Given task:
Your task is to copy each line that has the word "structure".

Extracted data:
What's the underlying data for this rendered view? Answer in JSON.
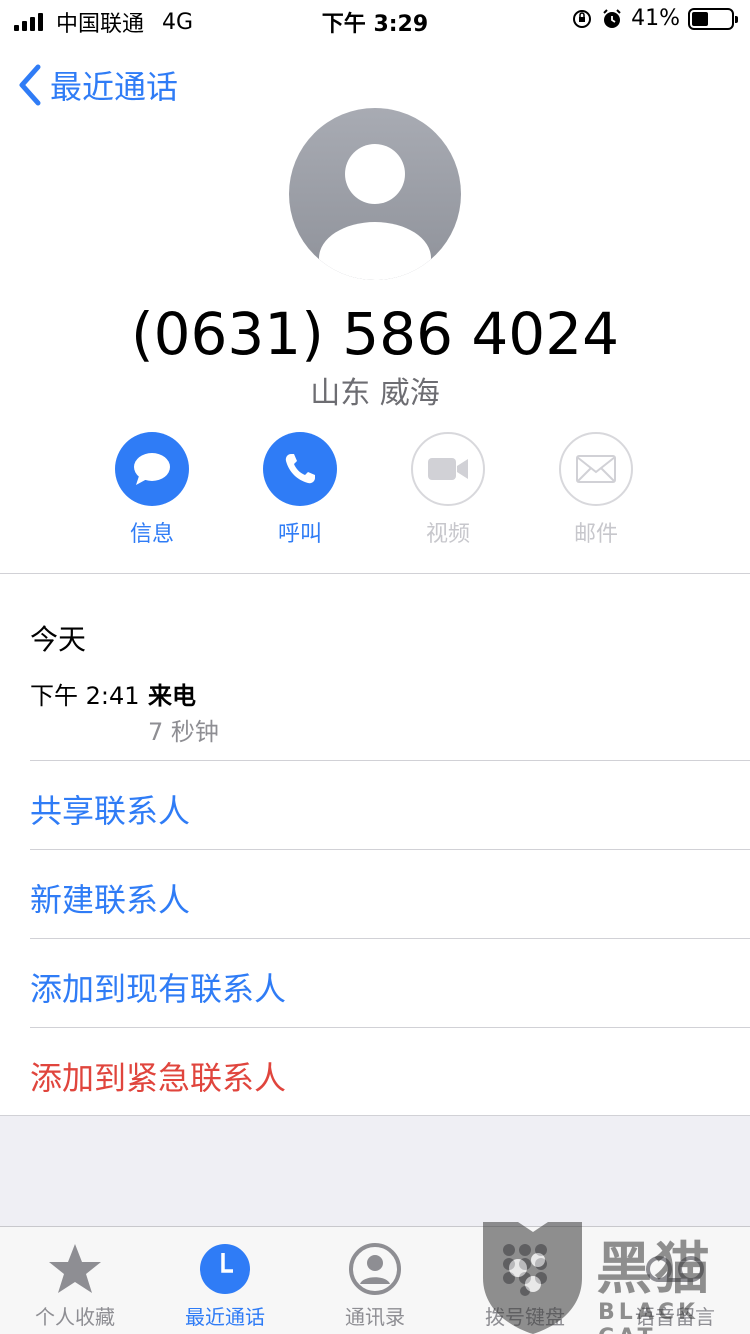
{
  "status_bar": {
    "carrier": "中国联通",
    "network": "4G",
    "time": "下午 3:29",
    "battery_percent": "41%",
    "battery_level": 0.41
  },
  "nav": {
    "back_label": "最近通话"
  },
  "contact": {
    "phone_number": "(0631) 586 4024",
    "location": "山东 威海"
  },
  "actions": [
    {
      "label": "信息",
      "icon": "message-icon",
      "enabled": true
    },
    {
      "label": "呼叫",
      "icon": "phone-icon",
      "enabled": true
    },
    {
      "label": "视频",
      "icon": "video-icon",
      "enabled": false
    },
    {
      "label": "邮件",
      "icon": "mail-icon",
      "enabled": false
    }
  ],
  "call_history": {
    "section_title": "今天",
    "entries": [
      {
        "time": "下午 2:41",
        "type": "来电",
        "duration": "7 秒钟"
      }
    ]
  },
  "menu": {
    "share_contact": "共享联系人",
    "new_contact": "新建联系人",
    "add_to_existing": "添加到现有联系人",
    "add_to_emergency": "添加到紧急联系人"
  },
  "tab_bar": {
    "tabs": [
      {
        "label": "个人收藏",
        "icon": "star-icon",
        "selected": false
      },
      {
        "label": "最近通话",
        "icon": "clock-icon",
        "selected": true
      },
      {
        "label": "通讯录",
        "icon": "contacts-icon",
        "selected": false
      },
      {
        "label": "拨号键盘",
        "icon": "keypad-icon",
        "selected": false
      },
      {
        "label": "语音留言",
        "icon": "voicemail-icon",
        "selected": false
      }
    ]
  },
  "watermark": {
    "title": "黑猫",
    "subtitle": "BLACK CAT"
  },
  "colors": {
    "accent": "#2f7cf6",
    "destructive": "#e0453d",
    "secondary_text": "#8e8e93"
  }
}
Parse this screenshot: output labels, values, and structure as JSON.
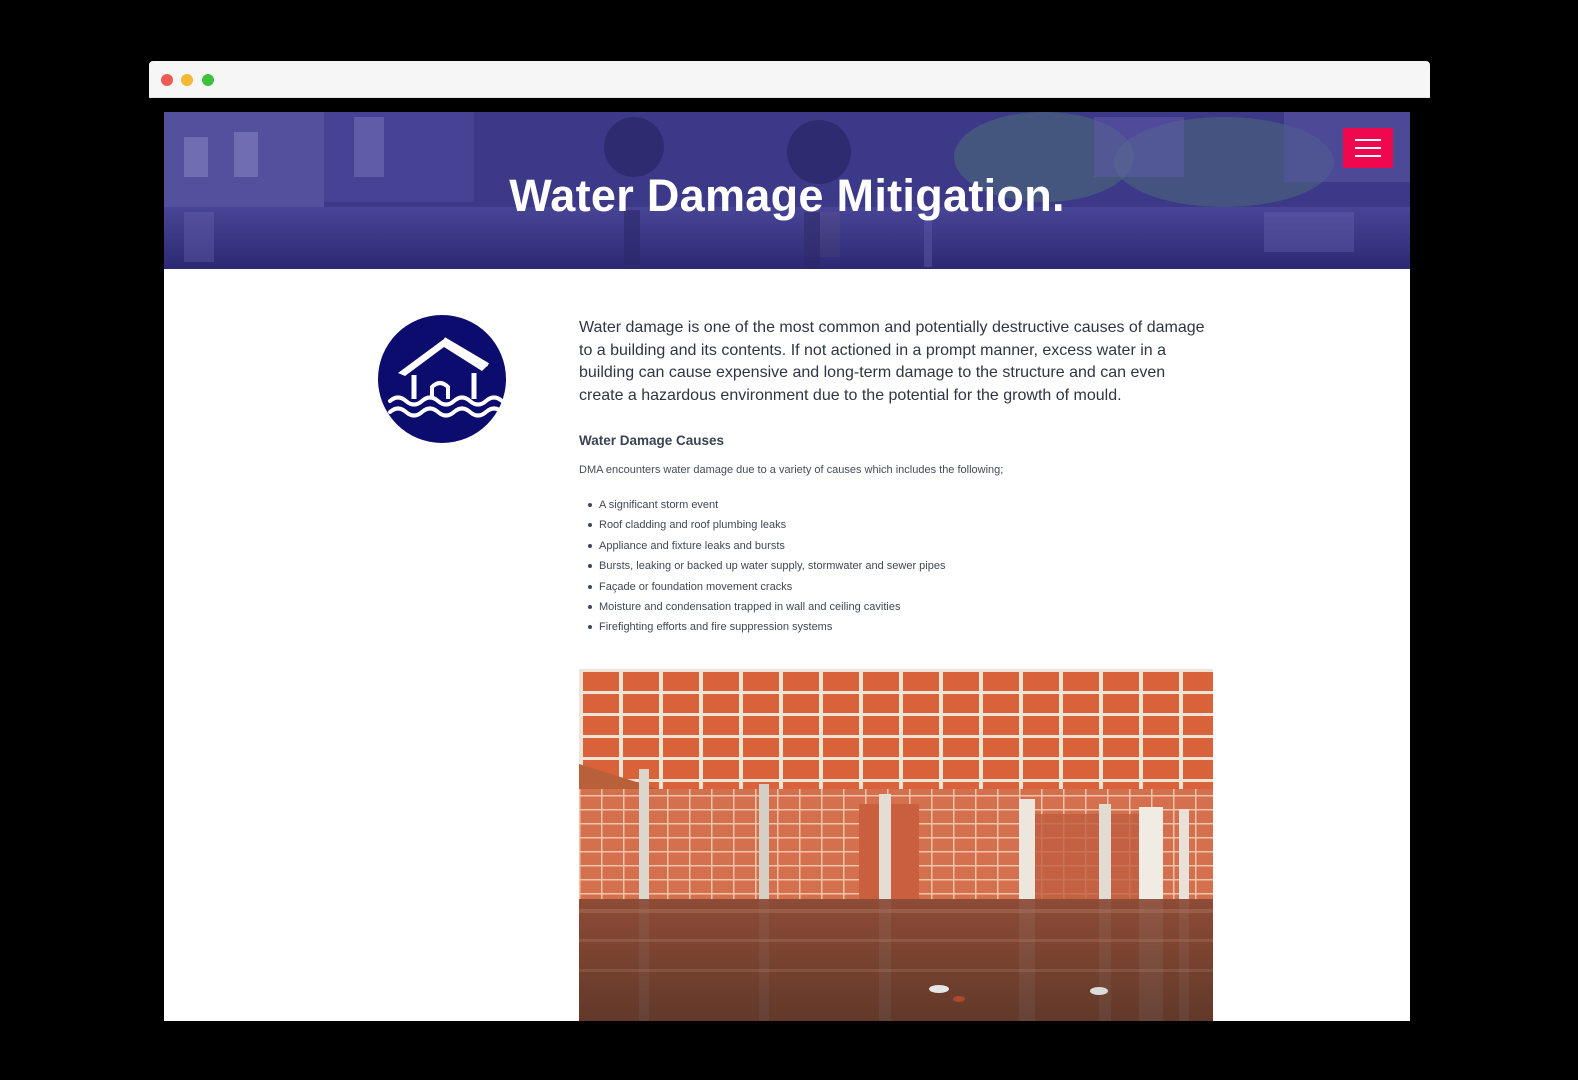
{
  "browser": {
    "controls": [
      "close",
      "minimize",
      "maximize"
    ]
  },
  "hero": {
    "title": "Water Damage Mitigation."
  },
  "nav": {
    "menu_icon": "hamburger-menu-icon",
    "accent_color": "#f0084f"
  },
  "service": {
    "icon": "flooded-house-icon",
    "icon_color": "#0c0c6e"
  },
  "article": {
    "intro": "Water damage is one of the most common and potentially destructive causes of damage to a building and its contents. If not actioned in a prompt manner, excess water in a building can cause expensive and long-term damage to the structure and can even create a hazardous environment due to the potential for the growth of mould.",
    "causes_heading": "Water Damage Causes",
    "causes_lead": "DMA encounters water damage due to a variety of causes which includes the following;",
    "causes": [
      "A significant storm event",
      "Roof cladding and roof plumbing leaks",
      "Appliance and fixture leaks and bursts",
      "Bursts, leaking or backed up water supply, stormwater and sewer pipes",
      "Façade or foundation movement cracks",
      "Moisture and condensation trapped in wall and ceiling cavities",
      "Firefighting efforts and fire suppression systems"
    ]
  },
  "photo": {
    "subject": "flooded-basement-photo"
  }
}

Solution to this task:
Parse this screenshot: output labels, values, and structure as JSON.
    "intro": "Water damage is one of the most common and potentially destructive causes of damage to a building and its contents. If not actioned in a prompt manner, excess water in a building can cause expensive and long-term damage to the structure and can even create a hazardous environment due to the potential for the growth of mould.",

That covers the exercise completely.